## EXERCISE TASK
Pull every line containing the word "title" from the records.

(A block of data)
● ● ● ●

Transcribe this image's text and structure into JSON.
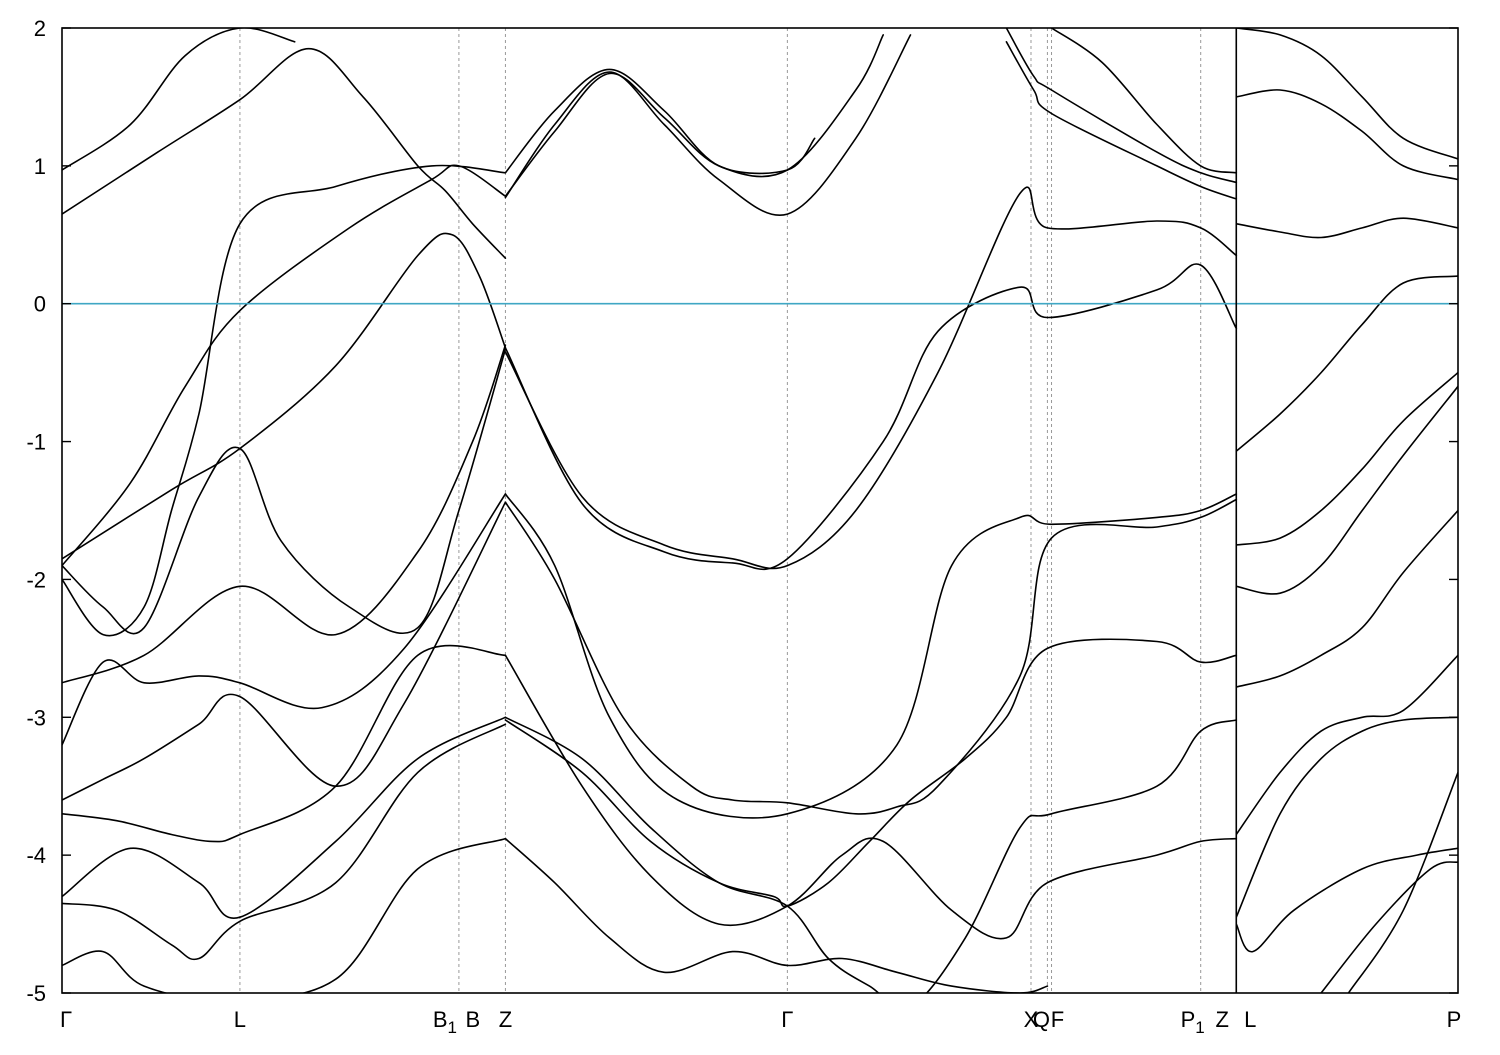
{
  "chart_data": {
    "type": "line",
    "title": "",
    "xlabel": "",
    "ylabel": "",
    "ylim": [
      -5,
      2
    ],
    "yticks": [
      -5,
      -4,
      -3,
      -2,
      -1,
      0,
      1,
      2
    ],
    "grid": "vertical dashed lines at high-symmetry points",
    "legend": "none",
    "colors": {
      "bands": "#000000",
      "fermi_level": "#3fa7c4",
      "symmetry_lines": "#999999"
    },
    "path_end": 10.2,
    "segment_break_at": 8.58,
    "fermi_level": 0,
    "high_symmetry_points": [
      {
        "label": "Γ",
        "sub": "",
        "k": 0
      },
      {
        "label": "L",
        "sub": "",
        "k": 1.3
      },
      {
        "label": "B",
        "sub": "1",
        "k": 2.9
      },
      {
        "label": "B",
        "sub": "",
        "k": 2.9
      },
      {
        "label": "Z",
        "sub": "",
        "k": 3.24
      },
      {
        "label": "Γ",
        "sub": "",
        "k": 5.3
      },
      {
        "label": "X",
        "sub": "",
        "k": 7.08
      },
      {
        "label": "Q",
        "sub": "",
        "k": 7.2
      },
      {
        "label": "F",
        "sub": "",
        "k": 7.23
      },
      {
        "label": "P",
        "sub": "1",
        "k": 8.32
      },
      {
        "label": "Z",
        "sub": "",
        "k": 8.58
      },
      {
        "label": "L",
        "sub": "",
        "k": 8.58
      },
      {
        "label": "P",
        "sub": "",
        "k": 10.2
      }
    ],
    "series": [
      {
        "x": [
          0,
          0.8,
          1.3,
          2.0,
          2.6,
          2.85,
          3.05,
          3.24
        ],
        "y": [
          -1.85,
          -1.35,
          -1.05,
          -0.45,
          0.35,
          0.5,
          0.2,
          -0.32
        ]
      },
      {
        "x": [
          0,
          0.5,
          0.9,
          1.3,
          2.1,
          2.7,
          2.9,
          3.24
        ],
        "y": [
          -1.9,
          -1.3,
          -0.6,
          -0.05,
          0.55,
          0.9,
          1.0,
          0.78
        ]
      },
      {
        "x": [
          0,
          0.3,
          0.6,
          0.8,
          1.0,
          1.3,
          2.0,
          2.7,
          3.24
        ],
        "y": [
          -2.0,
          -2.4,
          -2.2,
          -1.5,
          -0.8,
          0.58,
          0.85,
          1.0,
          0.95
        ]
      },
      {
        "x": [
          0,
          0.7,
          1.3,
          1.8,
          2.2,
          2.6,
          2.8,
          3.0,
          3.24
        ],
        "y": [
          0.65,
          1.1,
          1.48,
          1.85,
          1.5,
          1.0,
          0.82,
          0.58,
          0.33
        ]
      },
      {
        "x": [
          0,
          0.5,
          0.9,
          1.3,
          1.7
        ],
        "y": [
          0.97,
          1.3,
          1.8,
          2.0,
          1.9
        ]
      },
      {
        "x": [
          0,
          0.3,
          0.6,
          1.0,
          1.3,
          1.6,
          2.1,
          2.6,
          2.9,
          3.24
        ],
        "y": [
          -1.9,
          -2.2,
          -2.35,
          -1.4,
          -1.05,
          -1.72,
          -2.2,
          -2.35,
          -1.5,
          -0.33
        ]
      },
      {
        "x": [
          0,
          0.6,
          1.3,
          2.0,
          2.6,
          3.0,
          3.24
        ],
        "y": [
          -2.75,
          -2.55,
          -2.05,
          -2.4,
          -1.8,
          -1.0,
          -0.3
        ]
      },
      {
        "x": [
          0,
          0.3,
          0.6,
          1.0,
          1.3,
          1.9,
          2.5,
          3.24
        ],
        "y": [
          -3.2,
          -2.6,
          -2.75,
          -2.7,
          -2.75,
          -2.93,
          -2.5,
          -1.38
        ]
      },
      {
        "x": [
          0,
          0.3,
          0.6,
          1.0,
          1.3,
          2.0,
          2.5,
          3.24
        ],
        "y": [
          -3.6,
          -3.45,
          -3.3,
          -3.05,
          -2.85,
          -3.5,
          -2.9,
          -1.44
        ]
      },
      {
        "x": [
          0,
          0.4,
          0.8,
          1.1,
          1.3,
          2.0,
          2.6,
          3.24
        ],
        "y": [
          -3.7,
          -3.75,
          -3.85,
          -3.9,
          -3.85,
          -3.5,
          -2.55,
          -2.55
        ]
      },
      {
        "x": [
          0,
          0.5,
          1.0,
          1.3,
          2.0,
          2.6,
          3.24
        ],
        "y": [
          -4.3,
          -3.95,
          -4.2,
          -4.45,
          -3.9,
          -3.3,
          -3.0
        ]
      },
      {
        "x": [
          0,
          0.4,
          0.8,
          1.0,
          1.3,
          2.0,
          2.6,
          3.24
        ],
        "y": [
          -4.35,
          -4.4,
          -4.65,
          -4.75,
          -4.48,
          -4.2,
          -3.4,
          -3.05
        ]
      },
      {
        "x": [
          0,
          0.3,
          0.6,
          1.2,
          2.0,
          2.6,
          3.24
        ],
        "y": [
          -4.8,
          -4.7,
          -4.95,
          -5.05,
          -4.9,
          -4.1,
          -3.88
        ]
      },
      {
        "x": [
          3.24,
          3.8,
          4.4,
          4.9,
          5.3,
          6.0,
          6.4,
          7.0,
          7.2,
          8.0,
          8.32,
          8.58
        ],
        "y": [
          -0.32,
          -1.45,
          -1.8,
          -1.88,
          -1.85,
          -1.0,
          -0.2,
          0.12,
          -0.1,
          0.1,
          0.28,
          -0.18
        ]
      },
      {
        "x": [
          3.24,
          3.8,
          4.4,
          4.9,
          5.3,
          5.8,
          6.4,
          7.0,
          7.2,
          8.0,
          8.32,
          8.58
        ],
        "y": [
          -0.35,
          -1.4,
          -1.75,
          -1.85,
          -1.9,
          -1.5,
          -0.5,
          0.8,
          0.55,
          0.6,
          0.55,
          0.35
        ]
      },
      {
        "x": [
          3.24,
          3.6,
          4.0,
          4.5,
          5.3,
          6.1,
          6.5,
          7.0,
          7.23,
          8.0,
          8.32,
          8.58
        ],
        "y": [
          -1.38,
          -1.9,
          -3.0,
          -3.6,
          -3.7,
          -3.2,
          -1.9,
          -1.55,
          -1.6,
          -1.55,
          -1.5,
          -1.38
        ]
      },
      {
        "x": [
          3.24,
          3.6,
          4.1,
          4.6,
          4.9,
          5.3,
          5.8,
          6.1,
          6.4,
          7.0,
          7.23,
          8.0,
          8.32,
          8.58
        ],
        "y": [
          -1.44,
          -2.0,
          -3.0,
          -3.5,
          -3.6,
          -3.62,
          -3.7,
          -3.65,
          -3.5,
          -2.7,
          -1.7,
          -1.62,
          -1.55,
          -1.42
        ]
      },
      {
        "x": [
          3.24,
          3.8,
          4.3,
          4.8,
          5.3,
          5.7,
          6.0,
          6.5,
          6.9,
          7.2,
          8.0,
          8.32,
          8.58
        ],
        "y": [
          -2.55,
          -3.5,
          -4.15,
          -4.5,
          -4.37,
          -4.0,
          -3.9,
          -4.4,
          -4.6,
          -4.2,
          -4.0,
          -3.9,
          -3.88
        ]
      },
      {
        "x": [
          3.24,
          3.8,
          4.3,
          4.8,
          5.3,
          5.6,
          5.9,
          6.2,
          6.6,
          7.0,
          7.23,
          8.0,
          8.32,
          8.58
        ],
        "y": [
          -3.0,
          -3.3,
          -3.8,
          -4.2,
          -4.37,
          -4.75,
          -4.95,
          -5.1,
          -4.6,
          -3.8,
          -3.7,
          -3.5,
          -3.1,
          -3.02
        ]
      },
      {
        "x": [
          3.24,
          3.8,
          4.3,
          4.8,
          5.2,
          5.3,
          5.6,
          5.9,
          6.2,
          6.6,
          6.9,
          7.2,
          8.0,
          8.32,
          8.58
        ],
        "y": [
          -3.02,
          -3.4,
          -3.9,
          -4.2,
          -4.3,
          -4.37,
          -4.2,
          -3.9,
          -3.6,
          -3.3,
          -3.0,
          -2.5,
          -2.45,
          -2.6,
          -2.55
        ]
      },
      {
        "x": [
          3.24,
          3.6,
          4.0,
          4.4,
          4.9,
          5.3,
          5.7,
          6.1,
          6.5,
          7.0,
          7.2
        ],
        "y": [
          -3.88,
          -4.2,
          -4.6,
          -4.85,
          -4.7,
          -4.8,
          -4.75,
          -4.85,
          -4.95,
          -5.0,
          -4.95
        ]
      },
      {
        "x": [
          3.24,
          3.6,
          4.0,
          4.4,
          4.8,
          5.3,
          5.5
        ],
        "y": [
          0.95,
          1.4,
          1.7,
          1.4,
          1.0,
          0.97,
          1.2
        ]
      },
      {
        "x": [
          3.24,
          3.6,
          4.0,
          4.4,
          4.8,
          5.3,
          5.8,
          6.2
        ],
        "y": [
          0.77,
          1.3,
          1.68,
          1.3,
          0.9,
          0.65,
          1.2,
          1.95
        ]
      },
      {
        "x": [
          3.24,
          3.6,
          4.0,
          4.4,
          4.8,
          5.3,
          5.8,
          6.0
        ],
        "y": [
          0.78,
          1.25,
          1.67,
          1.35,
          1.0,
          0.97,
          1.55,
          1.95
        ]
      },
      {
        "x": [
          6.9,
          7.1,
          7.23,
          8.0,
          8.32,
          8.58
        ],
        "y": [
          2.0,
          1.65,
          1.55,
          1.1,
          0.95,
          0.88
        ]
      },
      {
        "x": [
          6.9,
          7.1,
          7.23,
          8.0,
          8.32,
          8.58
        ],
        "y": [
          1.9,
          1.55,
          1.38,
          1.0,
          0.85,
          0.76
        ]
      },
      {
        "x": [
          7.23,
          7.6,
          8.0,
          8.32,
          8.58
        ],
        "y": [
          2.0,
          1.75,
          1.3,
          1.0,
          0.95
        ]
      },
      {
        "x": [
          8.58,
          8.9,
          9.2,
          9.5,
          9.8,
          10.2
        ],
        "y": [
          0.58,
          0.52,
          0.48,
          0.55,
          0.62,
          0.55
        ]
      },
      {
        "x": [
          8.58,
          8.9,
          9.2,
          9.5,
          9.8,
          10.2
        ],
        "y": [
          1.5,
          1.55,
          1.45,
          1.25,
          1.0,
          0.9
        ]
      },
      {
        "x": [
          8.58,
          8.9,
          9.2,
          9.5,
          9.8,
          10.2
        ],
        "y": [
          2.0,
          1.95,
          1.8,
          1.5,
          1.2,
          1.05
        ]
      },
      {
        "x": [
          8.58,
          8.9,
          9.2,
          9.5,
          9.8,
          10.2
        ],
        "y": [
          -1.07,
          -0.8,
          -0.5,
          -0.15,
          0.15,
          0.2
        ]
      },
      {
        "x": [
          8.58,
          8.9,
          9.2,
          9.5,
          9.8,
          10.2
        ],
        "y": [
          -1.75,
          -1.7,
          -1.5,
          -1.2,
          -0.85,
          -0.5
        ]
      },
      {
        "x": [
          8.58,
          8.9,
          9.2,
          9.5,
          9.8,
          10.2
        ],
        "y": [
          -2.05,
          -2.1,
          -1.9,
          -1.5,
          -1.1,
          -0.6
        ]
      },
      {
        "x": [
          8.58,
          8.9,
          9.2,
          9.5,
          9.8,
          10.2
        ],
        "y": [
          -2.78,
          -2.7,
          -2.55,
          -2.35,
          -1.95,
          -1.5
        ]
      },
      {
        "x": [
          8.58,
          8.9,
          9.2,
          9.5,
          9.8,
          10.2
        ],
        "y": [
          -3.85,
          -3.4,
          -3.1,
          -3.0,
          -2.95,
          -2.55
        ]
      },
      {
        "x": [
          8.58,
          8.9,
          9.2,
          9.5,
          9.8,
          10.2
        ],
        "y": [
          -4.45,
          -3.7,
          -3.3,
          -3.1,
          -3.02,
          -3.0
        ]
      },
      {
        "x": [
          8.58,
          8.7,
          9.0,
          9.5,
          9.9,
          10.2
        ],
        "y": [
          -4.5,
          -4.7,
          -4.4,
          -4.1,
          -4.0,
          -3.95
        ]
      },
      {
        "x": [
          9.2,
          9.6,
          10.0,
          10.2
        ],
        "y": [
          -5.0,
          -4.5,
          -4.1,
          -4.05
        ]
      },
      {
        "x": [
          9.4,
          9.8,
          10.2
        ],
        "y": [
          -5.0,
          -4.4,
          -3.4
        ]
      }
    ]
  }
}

● ● ● ●

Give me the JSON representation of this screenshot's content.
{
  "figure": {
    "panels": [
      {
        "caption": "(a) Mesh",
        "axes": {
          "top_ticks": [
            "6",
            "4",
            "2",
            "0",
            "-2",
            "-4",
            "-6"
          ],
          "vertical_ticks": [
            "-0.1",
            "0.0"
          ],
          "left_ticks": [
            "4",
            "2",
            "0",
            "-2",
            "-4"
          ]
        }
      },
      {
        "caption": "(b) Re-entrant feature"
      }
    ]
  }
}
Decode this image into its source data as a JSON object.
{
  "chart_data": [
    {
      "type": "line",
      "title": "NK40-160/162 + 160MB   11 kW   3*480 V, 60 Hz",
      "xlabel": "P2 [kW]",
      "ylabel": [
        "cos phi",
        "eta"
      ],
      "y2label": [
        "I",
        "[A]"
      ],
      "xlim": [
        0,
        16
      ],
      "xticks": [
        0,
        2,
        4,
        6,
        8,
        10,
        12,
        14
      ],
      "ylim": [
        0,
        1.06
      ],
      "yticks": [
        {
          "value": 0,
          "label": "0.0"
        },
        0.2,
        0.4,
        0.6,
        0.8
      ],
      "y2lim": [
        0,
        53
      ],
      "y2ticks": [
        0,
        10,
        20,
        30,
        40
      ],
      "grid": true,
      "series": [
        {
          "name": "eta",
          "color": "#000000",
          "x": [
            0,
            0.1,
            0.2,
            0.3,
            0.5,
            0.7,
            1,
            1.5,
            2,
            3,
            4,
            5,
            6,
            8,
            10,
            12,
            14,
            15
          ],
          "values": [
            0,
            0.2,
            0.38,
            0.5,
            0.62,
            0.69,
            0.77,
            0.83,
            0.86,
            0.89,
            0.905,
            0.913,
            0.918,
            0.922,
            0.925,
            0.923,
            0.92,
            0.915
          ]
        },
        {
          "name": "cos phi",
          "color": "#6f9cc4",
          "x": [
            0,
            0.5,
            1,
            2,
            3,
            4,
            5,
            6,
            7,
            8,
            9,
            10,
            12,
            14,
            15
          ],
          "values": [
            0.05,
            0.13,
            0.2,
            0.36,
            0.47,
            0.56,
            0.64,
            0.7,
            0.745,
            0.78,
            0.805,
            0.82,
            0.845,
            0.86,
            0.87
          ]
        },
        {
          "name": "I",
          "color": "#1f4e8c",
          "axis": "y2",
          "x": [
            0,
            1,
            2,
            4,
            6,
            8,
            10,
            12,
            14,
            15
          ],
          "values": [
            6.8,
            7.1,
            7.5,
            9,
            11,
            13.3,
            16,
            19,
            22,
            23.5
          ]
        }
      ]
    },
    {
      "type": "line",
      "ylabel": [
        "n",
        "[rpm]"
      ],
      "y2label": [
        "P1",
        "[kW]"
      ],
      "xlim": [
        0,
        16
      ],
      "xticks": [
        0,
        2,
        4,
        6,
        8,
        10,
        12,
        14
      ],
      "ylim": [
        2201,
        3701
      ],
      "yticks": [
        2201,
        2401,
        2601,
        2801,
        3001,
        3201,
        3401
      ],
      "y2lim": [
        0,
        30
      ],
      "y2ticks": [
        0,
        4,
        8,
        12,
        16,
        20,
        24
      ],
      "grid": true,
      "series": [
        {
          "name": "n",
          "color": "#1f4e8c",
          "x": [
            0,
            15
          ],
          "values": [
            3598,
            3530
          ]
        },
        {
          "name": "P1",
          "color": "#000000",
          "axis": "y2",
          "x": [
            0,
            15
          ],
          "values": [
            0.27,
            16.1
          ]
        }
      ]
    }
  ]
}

● ● ● ●

## WRITTEN RESPONSE
    "title": "",
      "title": "NK40-160/162 + 160MB   11 kW   3*480 V, 60 Hz",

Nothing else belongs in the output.